Given records ▸
'''
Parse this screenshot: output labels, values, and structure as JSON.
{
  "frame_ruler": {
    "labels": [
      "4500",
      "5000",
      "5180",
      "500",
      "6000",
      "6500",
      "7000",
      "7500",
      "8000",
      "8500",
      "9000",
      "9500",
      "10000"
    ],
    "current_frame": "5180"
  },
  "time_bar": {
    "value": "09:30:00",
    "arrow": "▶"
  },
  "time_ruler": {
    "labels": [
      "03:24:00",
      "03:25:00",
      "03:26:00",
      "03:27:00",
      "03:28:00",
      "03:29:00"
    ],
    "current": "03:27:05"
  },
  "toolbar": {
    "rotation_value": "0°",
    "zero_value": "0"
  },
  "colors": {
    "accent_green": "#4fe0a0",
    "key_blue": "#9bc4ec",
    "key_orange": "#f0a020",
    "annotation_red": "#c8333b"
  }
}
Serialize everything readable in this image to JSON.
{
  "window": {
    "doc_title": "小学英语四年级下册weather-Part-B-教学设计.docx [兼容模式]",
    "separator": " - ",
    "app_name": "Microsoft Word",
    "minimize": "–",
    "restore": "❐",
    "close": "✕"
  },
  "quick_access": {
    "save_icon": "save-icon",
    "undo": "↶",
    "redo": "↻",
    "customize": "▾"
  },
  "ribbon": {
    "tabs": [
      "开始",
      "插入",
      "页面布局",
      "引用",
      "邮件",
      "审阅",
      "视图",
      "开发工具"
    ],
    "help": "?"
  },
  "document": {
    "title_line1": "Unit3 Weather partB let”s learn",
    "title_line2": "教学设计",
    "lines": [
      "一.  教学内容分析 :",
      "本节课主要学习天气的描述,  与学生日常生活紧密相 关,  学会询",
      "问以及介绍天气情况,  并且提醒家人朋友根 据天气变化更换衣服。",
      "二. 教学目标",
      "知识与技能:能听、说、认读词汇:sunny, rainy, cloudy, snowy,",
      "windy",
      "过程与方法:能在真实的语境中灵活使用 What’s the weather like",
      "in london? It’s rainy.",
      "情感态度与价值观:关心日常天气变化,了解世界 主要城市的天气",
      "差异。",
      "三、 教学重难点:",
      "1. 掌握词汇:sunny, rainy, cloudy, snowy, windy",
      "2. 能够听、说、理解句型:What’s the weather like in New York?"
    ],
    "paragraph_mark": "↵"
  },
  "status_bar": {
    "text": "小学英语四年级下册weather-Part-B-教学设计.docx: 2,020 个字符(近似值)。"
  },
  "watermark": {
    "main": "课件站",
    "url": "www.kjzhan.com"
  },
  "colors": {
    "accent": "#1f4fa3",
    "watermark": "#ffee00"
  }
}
'''
Problem details ▸ Only lines that contain the word "sunny" are wanted; copy each of them.

Answer to the exercise ▸
      "知识与技能:能听、说、认读词汇:sunny, rainy, cloudy, snowy,",
      "1. 掌握词汇:sunny, rainy, cloudy, snowy, windy",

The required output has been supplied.